--- Material for the task ---

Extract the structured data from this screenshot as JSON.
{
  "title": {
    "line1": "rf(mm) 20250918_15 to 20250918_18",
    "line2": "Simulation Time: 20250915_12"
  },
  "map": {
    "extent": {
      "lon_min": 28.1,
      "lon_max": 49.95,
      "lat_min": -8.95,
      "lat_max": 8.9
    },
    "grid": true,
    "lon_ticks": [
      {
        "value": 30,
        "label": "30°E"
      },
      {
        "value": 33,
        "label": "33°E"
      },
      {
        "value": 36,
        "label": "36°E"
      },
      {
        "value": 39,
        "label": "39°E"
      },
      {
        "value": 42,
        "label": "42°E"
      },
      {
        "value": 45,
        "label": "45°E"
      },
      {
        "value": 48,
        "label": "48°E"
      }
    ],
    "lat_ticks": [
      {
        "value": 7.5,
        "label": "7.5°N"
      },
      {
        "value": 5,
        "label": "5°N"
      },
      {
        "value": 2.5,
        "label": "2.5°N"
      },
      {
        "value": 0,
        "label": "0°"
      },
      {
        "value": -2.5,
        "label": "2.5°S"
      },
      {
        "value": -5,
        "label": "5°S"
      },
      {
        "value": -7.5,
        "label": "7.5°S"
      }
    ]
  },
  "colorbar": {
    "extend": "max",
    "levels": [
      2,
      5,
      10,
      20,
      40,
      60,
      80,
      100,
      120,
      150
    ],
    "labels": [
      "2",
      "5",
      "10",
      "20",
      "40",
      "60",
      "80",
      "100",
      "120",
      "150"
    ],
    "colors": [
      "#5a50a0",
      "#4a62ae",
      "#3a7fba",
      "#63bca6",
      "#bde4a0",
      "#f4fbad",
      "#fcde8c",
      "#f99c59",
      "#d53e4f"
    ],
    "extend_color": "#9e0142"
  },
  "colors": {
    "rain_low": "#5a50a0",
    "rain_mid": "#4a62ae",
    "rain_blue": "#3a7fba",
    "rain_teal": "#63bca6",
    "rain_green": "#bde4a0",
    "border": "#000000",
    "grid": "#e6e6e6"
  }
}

---

- Aim -
Quote all the records. Keep every word exact.

- The answer -
Extract the structured data from this screenshot as JSON.
{
  "title": {
    "line1": "rf(mm) 20250918_15 to 20250918_18",
    "line2": "Simulation Time: 20250915_12"
  },
  "map": {
    "extent": {
      "lon_min": 28.1,
      "lon_max": 49.95,
      "lat_min": -8.95,
      "lat_max": 8.9
    },
    "grid": true,
    "lon_ticks": [
      {
        "value": 30,
        "label": "30°E"
      },
      {
        "value": 33,
        "label": "33°E"
      },
      {
        "value": 36,
        "label": "36°E"
      },
      {
        "value": 39,
        "label": "39°E"
      },
      {
        "value": 42,
        "label": "42°E"
      },
      {
        "value": 45,
        "label": "45°E"
      },
      {
        "value": 48,
        "label": "48°E"
      }
    ],
    "lat_ticks": [
      {
        "value": 7.5,
        "label": "7.5°N"
      },
      {
        "value": 5,
        "label": "5°N"
      },
      {
        "value": 2.5,
        "label": "2.5°N"
      },
      {
        "value": 0,
        "label": "0°"
      },
      {
        "value": -2.5,
        "label": "2.5°S"
      },
      {
        "value": -5,
        "label": "5°S"
      },
      {
        "value": -7.5,
        "label": "7.5°S"
      }
    ]
  },
  "colorbar": {
    "extend": "max",
    "levels": [
      2,
      5,
      10,
      20,
      40,
      60,
      80,
      100,
      120,
      150
    ],
    "labels": [
      "2",
      "5",
      "10",
      "20",
      "40",
      "60",
      "80",
      "100",
      "120",
      "150"
    ],
    "colors": [
      "#5a50a0",
      "#4a62ae",
      "#3a7fba",
      "#63bca6",
      "#bde4a0",
      "#f4fbad",
      "#fcde8c",
      "#f99c59",
      "#d53e4f"
    ],
    "extend_color": "#9e0142"
  },
  "colors": {
    "rain_low": "#5a50a0",
    "rain_mid": "#4a62ae",
    "rain_blue": "#3a7fba",
    "rain_teal": "#63bca6",
    "rain_green": "#bde4a0",
    "border": "#000000",
    "grid": "#e6e6e6"
  }
}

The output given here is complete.